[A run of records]
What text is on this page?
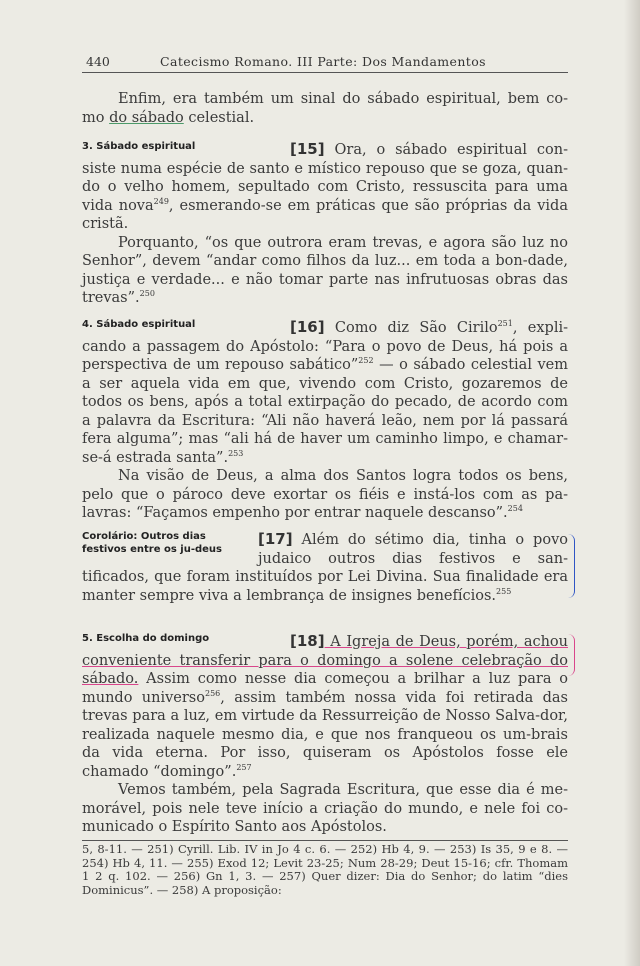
440	Catecismo Romano. III Parte: Dos Mandamentos

Enfim, era também um sinal do sábado espiritual, bem co-mo do sábado celestial.

3. Sábado espiritual	[15] Ora, o sábado espiritual con-siste numa espécie de santo e místico repouso que se goza, quan-do o velho homem, sepultado com Cristo, ressuscita para uma vida nova$^{249}$, esmerando-se em práticas que são próprias da vida cristã.

Porquanto, “os que outrora eram trevas, e agora são luz no Senhor”, devem “andar como filhos da luz... em toda a bon-dade, justiça e verdade... e não tomar parte nas infrutuosas obras das trevas”.$^{250}$

4. Sábado espiritual	[16] Como diz São Cirilo$^{251}$, expli-cando a passagem do Apóstolo: “Para o povo de Deus, há pois a perspectiva de um repouso sabático”$^{252}$ — o sábado celestial vem a ser aquela vida em que, vivendo com Cristo, gozaremos de todos os bens, após a total extirpação do pecado, de acordo com a palavra da Escritura: “Ali não haverá leão, nem por lá passará fera alguma”; mas “ali há de haver um caminho limpo, e chamar-se-á estrada santa”.$^{253}$

Na visão de Deus, a alma dos Santos logra todos os bens, pelo que o pároco deve exortar os fiéis e instá-los com as pa-lavras: “Façamos empenho por entrar naquele descanso”.$^{254}$

Corolário: Outros dias festivos entre os ju-deus
[17] Além do sétimo dia, tinha o povo judaico outros dias festivos e san-tificados, que foram instituídos por Lei Divina. Sua finalidade era manter sempre viva a lembrança de insignes benefícios.$^{255}$

5. Escolha do domingo	[18] A Igreja de Deus, porém, achou conveniente transferir para o domingo a solene celebração do sábado. Assim como nesse dia começou a brilhar a luz para o mundo universo$^{256}$, assim também nossa vida foi retirada das trevas para a luz, em virtude da Ressurreição de Nosso Salva-dor, realizada naquele mesmo dia, e que nos franqueou os um-brais da vida eterna. Por isso, quiseram os Apóstolos fosse ele chamado “domingo”.$^{257}$

Vemos também, pela Sagrada Escritura, que esse dia é me-morável, pois nele teve início a criação do mundo, e nele foi co-municado o Espírito Santo aos Apóstolos.

5, 8-11. — 251) Cyrill. Lib. IV in Jo 4 c. 6. — 252) Hb 4, 9. — 253) Is 35, 9 e 8. — 254) Hb 4, 11. — 255) Exod 12; Levit 23-25; Num 28-29; Deut 15-16; cfr. Thomam 1 2 q. 102. — 256) Gn 1, 3. — 257) Quer dizer: Dia do Senhor; do latim “dies Dominicus”. — 258) A proposição:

-- YOUR OBJECTIVE --
Pull out every line in the material above where "festivos" occurs.

-- EXPECTED ANSWER --
Corolário: Outros dias festivos entre os ju-deus
[17] Além do sétimo dia, tinha o povo judaico outros dias festivos e san-tificados, que foram instituídos por Lei Divina. Sua finalidade era manter sempre viva a lembrança de insignes benefícios.$^{255}$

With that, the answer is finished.